Reproduce every line of the listing as written, apart from the pictures.

Collected data entries:
───
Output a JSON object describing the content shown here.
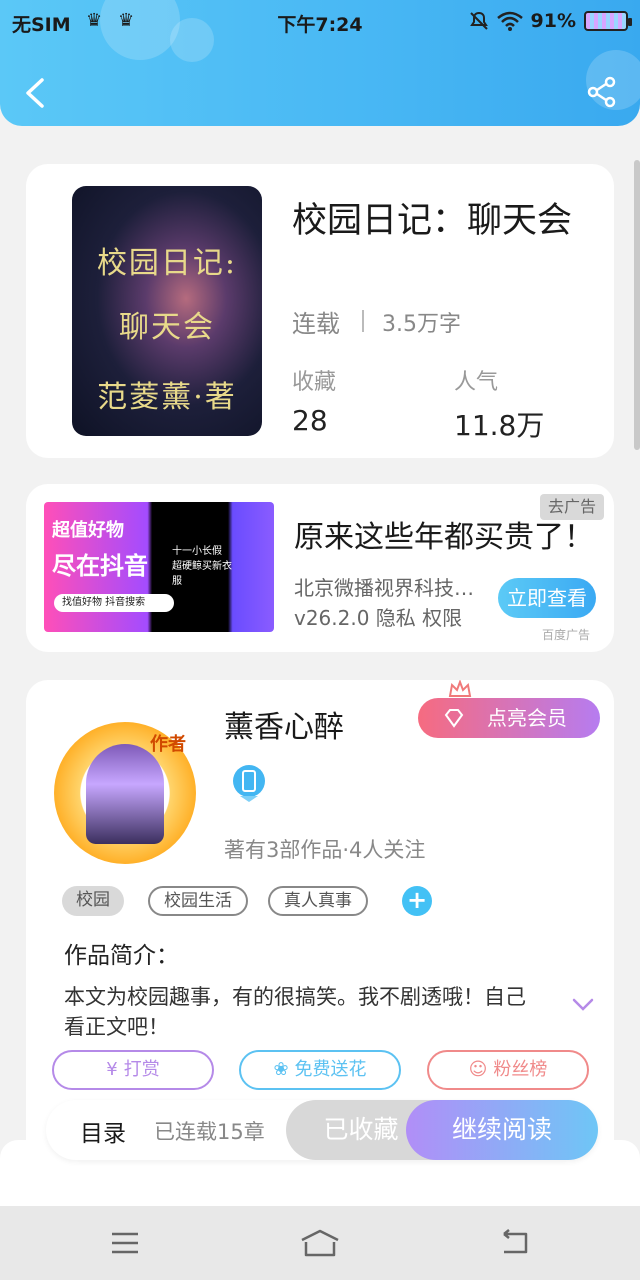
{
  "status_bar": {
    "sim": "无SIM",
    "time": "下午7:24",
    "battery": "91%"
  },
  "header": {
    "back_icon": "chevron-left-icon",
    "share_icon": "share-icon",
    "gradient": [
      "#5bc8f7",
      "#39a9ef"
    ]
  },
  "book": {
    "cover_lines": [
      "校园日记:",
      "聊天会",
      "范菱薰·著"
    ],
    "title": "校园日记：聊天会",
    "status": "连载",
    "word_count": "3.5万字",
    "favorites_label": "收藏",
    "favorites_value": "28",
    "popularity_label": "人气",
    "popularity_value": "11.8万"
  },
  "ad": {
    "image_line1": "超值好物",
    "image_line2": "尽在抖音",
    "image_line3": "十一小长假 超硬鲸买新衣服",
    "image_pill": "找值好物 抖音搜索",
    "close_label": "去广告",
    "title": "原来这些年都买贵了！",
    "company": "北京微播视界科技…",
    "meta": "v26.2.0  隐私  权限",
    "cta": "立即查看",
    "source": "百度广告"
  },
  "author": {
    "avatar_badge": "作者",
    "name": "薰香心醉",
    "vip_label": "点亮会员",
    "stats": "著有3部作品·4人关注",
    "tags": [
      "校园",
      "校园生活",
      "真人真事"
    ],
    "tag_add": "+",
    "intro_heading": "作品简介：",
    "intro_text": "本文为校园趣事，有的很搞笑。我不剧透哦！自己看正文吧！",
    "actions": [
      {
        "label": "打赏",
        "icon": "yen-icon",
        "color": "#b58ae8"
      },
      {
        "label": "免费送花",
        "icon": "flower-icon",
        "color": "#5cc2f2"
      },
      {
        "label": "粉丝榜",
        "icon": "user-icon",
        "color": "#f08a8a"
      }
    ]
  },
  "bottom_bar": {
    "toc_label": "目录",
    "toc_progress": "已连载15章",
    "collected_label": "已收藏",
    "continue_label": "继续阅读"
  },
  "navbar": {
    "menu_icon": "menu-icon",
    "home_icon": "home-icon",
    "back_icon": "back-icon"
  }
}
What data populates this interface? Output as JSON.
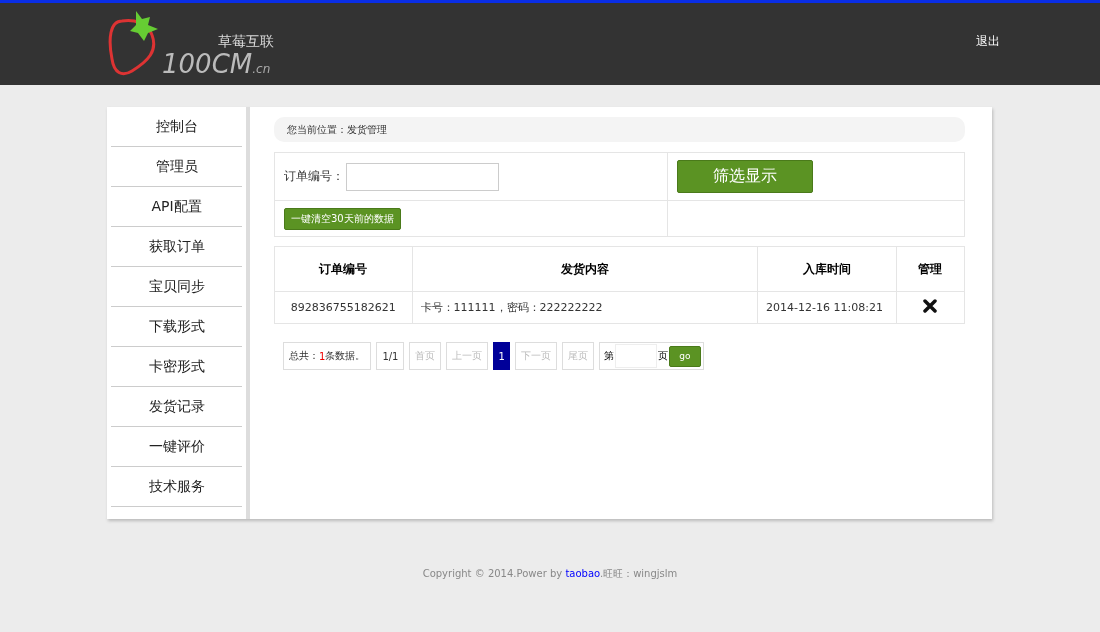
{
  "header": {
    "logo_cn": "草莓互联",
    "logo_main": "100CM",
    "logo_suffix": ".cn",
    "logout": "退出"
  },
  "sidebar": {
    "items": [
      {
        "label": "控制台",
        "selected": false
      },
      {
        "label": "管理员",
        "selected": false
      },
      {
        "label": "API配置",
        "selected": false
      },
      {
        "label": "获取订单",
        "selected": false
      },
      {
        "label": "宝贝同步",
        "selected": false
      },
      {
        "label": "下载形式",
        "selected": false
      },
      {
        "label": "卡密形式",
        "selected": false
      },
      {
        "label": "发货记录",
        "selected": false
      },
      {
        "label": "一键评价",
        "selected": false
      },
      {
        "label": "技术服务",
        "selected": false
      }
    ]
  },
  "breadcrumb": "您当前位置：发货管理",
  "filter": {
    "label": "订单编号：",
    "submit": "筛选显示",
    "clear": "一键清空30天前的数据"
  },
  "table": {
    "columns": [
      "订单编号",
      "发货内容",
      "入库时间",
      "管理"
    ],
    "rows": [
      {
        "order_no": "892836755182621",
        "content": "卡号：111111，密码：222222222",
        "time": "2014-12-16 11:08:21"
      }
    ]
  },
  "pagination": {
    "total_prefix": "总共：",
    "total_count": "1",
    "total_suffix": "条数据。",
    "pages": "1/1",
    "items": [
      {
        "kind": "link",
        "label": "首页",
        "disabled": true
      },
      {
        "kind": "link",
        "label": "上一页",
        "disabled": true
      },
      {
        "kind": "page",
        "label": "1",
        "selected": true
      },
      {
        "kind": "link",
        "label": "下一页",
        "disabled": true
      },
      {
        "kind": "link",
        "label": "尾页",
        "disabled": true
      }
    ],
    "jump_prefix": "第",
    "jump_suffix": "页",
    "go": "go"
  },
  "footer": {
    "before": "Copyright © 2014.Power by ",
    "link": "taobao",
    "after": ".旺旺：wingjslm"
  }
}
───
SOLUTION TO THIS EXERCISE:
Output a JSON object describing the content shown here.
{
  "status_bar": {
    "sim": "无SIM",
    "time": "下午7:24",
    "battery": "91%"
  },
  "header": {
    "back_icon": "chevron-left-icon",
    "share_icon": "share-icon",
    "gradient": [
      "#5bc8f7",
      "#39a9ef"
    ]
  },
  "book": {
    "cover_lines": [
      "校园日记:",
      "聊天会",
      "范菱薰·著"
    ],
    "title": "校园日记：聊天会",
    "status": "连载",
    "word_count": "3.5万字",
    "favorites_label": "收藏",
    "favorites_value": "28",
    "popularity_label": "人气",
    "popularity_value": "11.8万"
  },
  "ad": {
    "image_line1": "超值好物",
    "image_line2": "尽在抖音",
    "image_line3": "十一小长假 超硬鲸买新衣服",
    "image_pill": "找值好物 抖音搜索",
    "close_label": "去广告",
    "title": "原来这些年都买贵了！",
    "company": "北京微播视界科技…",
    "meta": "v26.2.0  隐私  权限",
    "cta": "立即查看",
    "source": "百度广告"
  },
  "author": {
    "avatar_badge": "作者",
    "name": "薰香心醉",
    "vip_label": "点亮会员",
    "stats": "著有3部作品·4人关注",
    "tags": [
      "校园",
      "校园生活",
      "真人真事"
    ],
    "tag_add": "+",
    "intro_heading": "作品简介：",
    "intro_text": "本文为校园趣事，有的很搞笑。我不剧透哦！自己看正文吧！",
    "actions": [
      {
        "label": "打赏",
        "icon": "yen-icon",
        "color": "#b58ae8"
      },
      {
        "label": "免费送花",
        "icon": "flower-icon",
        "color": "#5cc2f2"
      },
      {
        "label": "粉丝榜",
        "icon": "user-icon",
        "color": "#f08a8a"
      }
    ]
  },
  "bottom_bar": {
    "toc_label": "目录",
    "toc_progress": "已连载15章",
    "collected_label": "已收藏",
    "continue_label": "继续阅读"
  },
  "navbar": {
    "menu_icon": "menu-icon",
    "home_icon": "home-icon",
    "back_icon": "back-icon"
  }
}
What data populates this interface? Output as JSON.
{
  "header": {
    "logo_cn": "草莓互联",
    "logo_main": "100CM",
    "logo_suffix": ".cn",
    "logout": "退出"
  },
  "sidebar": {
    "items": [
      {
        "label": "控制台",
        "selected": false
      },
      {
        "label": "管理员",
        "selected": false
      },
      {
        "label": "API配置",
        "selected": false
      },
      {
        "label": "获取订单",
        "selected": false
      },
      {
        "label": "宝贝同步",
        "selected": false
      },
      {
        "label": "下载形式",
        "selected": false
      },
      {
        "label": "卡密形式",
        "selected": false
      },
      {
        "label": "发货记录",
        "selected": false
      },
      {
        "label": "一键评价",
        "selected": false
      },
      {
        "label": "技术服务",
        "selected": false
      }
    ]
  },
  "breadcrumb": "您当前位置：发货管理",
  "filter": {
    "label": "订单编号：",
    "submit": "筛选显示",
    "clear": "一键清空30天前的数据"
  },
  "table": {
    "columns": [
      "订单编号",
      "发货内容",
      "入库时间",
      "管理"
    ],
    "rows": [
      {
        "order_no": "892836755182621",
        "content": "卡号：111111，密码：222222222",
        "time": "2014-12-16 11:08:21"
      }
    ]
  },
  "pagination": {
    "total_prefix": "总共：",
    "total_count": "1",
    "total_suffix": "条数据。",
    "pages": "1/1",
    "items": [
      {
        "kind": "link",
        "label": "首页",
        "disabled": true
      },
      {
        "kind": "link",
        "label": "上一页",
        "disabled": true
      },
      {
        "kind": "page",
        "label": "1",
        "selected": true
      },
      {
        "kind": "link",
        "label": "下一页",
        "disabled": true
      },
      {
        "kind": "link",
        "label": "尾页",
        "disabled": true
      }
    ],
    "jump_prefix": "第",
    "jump_suffix": "页",
    "go": "go"
  },
  "footer": {
    "before": "Copyright © 2014.Power by ",
    "link": "taobao",
    "after": ".旺旺：wingjslm"
  }
}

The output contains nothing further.